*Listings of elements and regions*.
========================================================================

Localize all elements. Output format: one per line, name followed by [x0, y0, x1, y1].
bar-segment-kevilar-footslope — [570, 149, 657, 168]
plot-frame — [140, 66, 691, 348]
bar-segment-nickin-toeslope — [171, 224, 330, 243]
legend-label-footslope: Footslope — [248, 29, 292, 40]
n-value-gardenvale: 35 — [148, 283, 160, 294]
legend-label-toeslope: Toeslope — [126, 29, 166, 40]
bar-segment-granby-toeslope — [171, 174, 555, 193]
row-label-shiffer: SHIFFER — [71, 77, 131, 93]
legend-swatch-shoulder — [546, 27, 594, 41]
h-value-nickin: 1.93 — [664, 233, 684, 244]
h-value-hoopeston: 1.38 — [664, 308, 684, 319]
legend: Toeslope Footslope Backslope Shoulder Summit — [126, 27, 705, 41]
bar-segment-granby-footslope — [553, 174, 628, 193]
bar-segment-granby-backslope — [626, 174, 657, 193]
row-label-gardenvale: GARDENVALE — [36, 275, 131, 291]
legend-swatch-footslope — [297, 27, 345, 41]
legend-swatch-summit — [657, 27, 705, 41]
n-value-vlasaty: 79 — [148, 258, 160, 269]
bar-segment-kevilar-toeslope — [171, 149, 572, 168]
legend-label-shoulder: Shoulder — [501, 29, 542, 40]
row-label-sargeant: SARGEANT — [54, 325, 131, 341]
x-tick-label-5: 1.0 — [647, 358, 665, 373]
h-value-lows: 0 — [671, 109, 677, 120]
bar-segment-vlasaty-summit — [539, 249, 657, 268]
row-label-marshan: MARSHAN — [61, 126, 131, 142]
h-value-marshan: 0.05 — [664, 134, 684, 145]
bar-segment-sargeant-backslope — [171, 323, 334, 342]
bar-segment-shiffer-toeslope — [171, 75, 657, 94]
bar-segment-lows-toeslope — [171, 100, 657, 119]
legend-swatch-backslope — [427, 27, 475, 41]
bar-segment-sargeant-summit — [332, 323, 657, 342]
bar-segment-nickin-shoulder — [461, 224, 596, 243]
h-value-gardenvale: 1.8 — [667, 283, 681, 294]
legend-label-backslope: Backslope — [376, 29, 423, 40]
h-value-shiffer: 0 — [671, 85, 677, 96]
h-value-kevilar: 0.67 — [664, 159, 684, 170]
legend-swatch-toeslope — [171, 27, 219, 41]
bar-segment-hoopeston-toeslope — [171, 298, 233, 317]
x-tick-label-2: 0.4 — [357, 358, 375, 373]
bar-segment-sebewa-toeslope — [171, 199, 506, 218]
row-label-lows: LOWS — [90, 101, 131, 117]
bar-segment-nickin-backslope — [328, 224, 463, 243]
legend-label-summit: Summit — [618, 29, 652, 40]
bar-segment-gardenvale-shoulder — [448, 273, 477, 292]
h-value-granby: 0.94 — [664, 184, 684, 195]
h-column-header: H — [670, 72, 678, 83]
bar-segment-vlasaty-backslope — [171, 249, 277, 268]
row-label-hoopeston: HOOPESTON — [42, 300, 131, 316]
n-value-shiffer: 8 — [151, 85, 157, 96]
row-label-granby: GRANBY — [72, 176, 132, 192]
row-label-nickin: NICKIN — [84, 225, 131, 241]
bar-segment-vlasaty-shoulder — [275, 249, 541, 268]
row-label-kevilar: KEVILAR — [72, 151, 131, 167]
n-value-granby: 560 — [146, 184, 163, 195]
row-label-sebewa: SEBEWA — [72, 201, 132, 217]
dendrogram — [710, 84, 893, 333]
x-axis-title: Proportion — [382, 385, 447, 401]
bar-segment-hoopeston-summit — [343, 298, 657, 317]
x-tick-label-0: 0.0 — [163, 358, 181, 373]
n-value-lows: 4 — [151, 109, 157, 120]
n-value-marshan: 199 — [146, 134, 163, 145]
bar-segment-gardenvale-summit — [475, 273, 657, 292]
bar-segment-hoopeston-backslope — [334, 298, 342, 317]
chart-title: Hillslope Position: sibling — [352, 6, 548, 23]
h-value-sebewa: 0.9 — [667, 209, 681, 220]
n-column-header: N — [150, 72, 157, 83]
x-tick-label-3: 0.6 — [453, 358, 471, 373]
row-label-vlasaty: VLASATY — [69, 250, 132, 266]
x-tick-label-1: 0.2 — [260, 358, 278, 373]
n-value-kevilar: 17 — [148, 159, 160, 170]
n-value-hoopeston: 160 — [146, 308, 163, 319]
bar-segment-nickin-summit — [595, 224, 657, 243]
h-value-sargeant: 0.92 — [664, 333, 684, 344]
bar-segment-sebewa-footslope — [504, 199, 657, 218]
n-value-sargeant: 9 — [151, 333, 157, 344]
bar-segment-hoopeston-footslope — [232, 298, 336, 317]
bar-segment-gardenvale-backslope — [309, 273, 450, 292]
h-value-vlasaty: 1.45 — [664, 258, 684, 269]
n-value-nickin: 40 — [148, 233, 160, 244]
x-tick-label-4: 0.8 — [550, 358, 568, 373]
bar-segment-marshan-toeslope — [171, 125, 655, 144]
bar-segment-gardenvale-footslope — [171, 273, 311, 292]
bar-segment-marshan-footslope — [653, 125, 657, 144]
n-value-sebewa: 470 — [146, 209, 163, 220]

========================================================================

Express every line of the material above as a JSON array of strings, one string per line, leaving out any blank lines.

[
  "Localize all elements. Output format: one per line, name followed by [x0, y0, x1, y1].",
  "bar-segment-kevilar-footslope — [570, 149, 657, 168]",
  "plot-frame — [140, 66, 691, 348]",
  "bar-segment-nickin-toeslope — [171, 224, 330, 243]",
  "legend-label-footslope: Footslope — [248, 29, 292, 40]",
  "n-value-gardenvale: 35 — [148, 283, 160, 294]",
  "legend-label-toeslope: Toeslope — [126, 29, 166, 40]",
  "bar-segment-granby-toeslope — [171, 174, 555, 193]",
  "row-label-shiffer: SHIFFER — [71, 77, 131, 93]",
  "legend-swatch-shoulder — [546, 27, 594, 41]",
  "h-value-nickin: 1.93 — [664, 233, 684, 244]",
  "h-value-hoopeston: 1.38 — [664, 308, 684, 319]",
  "legend: Toeslope Footslope Backslope Shoulder Summit — [126, 27, 705, 41]",
  "bar-segment-granby-footslope — [553, 174, 628, 193]",
  "bar-segment-granby-backslope — [626, 174, 657, 193]",
  "row-label-gardenvale: GARDENVALE — [36, 275, 131, 291]",
  "legend-swatch-footslope — [297, 27, 345, 41]",
  "legend-swatch-summit — [657, 27, 705, 41]",
  "n-value-vlasaty: 79 — [148, 258, 160, 269]",
  "bar-segment-kevilar-toeslope — [171, 149, 572, 168]",
  "legend-label-shoulder: Shoulder — [501, 29, 542, 40]",
  "row-label-sargeant: SARGEANT — [54, 325, 131, 341]",
  "x-tick-label-5: 1.0 — [647, 358, 665, 373]",
  "h-value-lows: 0 — [671, 109, 677, 120]",
  "bar-segment-vlasaty-summit — [539, 249, 657, 268]",
  "row-label-marshan: MARSHAN — [61, 126, 131, 142]",
  "h-value-marshan: 0.05 — [664, 134, 684, 145]",
  "bar-segment-sargeant-backslope — [171, 323, 334, 342]",
  "bar-segment-shiffer-toeslope — [171, 75, 657, 94]",
  "bar-segment-lows-toeslope — [171, 100, 657, 119]",
  "legend-swatch-backslope — [427, 27, 475, 41]",
  "bar-segment-sargeant-summit — [332, 323, 657, 342]",
  "bar-segment-nickin-shoulder — [461, 224, 596, 243]",
  "h-value-gardenvale: 1.8 — [667, 283, 681, 294]",
  "legend-label-backslope: Backslope — [376, 29, 423, 40]",
  "h-value-shiffer: 0 — [671, 85, 677, 96]",
  "h-value-kevilar: 0.67 — [664, 159, 684, 170]",
  "legend-swatch-toeslope — [171, 27, 219, 41]",
  "bar-segment-hoopeston-toeslope — [171, 298, 233, 317]",
  "x-tick-label-2: 0.4 — [357, 358, 375, 373]",
  "bar-segment-sebewa-toeslope — [171, 199, 506, 218]",
  "row-label-lows: LOWS — [90, 101, 131, 117]",
  "bar-segment-nickin-backslope — [328, 224, 463, 243]",
  "legend-label-summit: Summit — [618, 29, 652, 40]",
  "bar-segment-gardenvale-shoulder — [448, 273, 477, 292]",
  "h-value-granby: 0.94 — [664, 184, 684, 195]",
  "h-column-header: H — [670, 72, 678, 83]",
  "bar-segment-vlasaty-backslope — [171, 249, 277, 268]",
  "row-label-hoopeston: HOOPESTON — [42, 300, 131, 316]",
  "n-value-shiffer: 8 — [151, 85, 157, 96]",
  "row-label-granby: GRANBY — [72, 176, 132, 192]",
  "row-label-nickin: NICKIN — [84, 225, 131, 241]",
  "bar-segment-vlasaty-shoulder — [275, 249, 541, 268]",
  "row-label-kevilar: KEVILAR — [72, 151, 131, 167]",
  "n-value-granby: 560 — [146, 184, 163, 195]",
  "row-label-sebewa: SEBEWA — [72, 201, 132, 217]",
  "dendrogram — [710, 84, 893, 333]",
  "x-axis-title: Proportion — [382, 385, 447, 401]",
  "bar-segment-hoopeston-summit — [343, 298, 657, 317]",
  "x-tick-label-0: 0.0 — [163, 358, 181, 373]",
  "n-value-lows: 4 — [151, 109, 157, 120]",
  "n-value-marshan: 199 — [146, 134, 163, 145]",
  "bar-segment-gardenvale-summit — [475, 273, 657, 292]",
  "bar-segment-hoopeston-backslope — [334, 298, 342, 317]",
  "chart-title: Hillslope Position: sibling — [352, 6, 548, 23]",
  "h-value-sebewa: 0.9 — [667, 209, 681, 220]",
  "n-column-header: N — [150, 72, 157, 83]",
  "x-tick-label-3: 0.6 — [453, 358, 471, 373]",
  "row-label-vlasaty: VLASATY — [69, 250, 132, 266]",
  "x-tick-label-1: 0.2 — [260, 358, 278, 373]",
  "n-value-kevilar: 17 — [148, 159, 160, 170]",
  "n-value-hoopeston: 160 — [146, 308, 163, 319]",
  "bar-segment-nickin-summit — [595, 224, 657, 243]",
  "h-value-sargeant: 0.92 — [664, 333, 684, 344]",
  "bar-segment-sebewa-footslope — [504, 199, 657, 218]",
  "n-value-sargeant: 9 — [151, 333, 157, 344]",
  "bar-segment-hoopeston-footslope — [232, 298, 336, 317]",
  "bar-segment-gardenvale-backslope — [309, 273, 450, 292]",
  "h-value-vlasaty: 1.45 — [664, 258, 684, 269]",
  "n-value-nickin: 40 — [148, 233, 160, 244]",
  "x-tick-label-4: 0.8 — [550, 358, 568, 373]",
  "bar-segment-marshan-toeslope — [171, 125, 655, 144]",
  "bar-segment-gardenvale-footslope — [171, 273, 311, 292]",
  "bar-segment-marshan-footslope — [653, 125, 657, 144]",
  "n-value-sebewa: 470 — [146, 209, 163, 220]"
]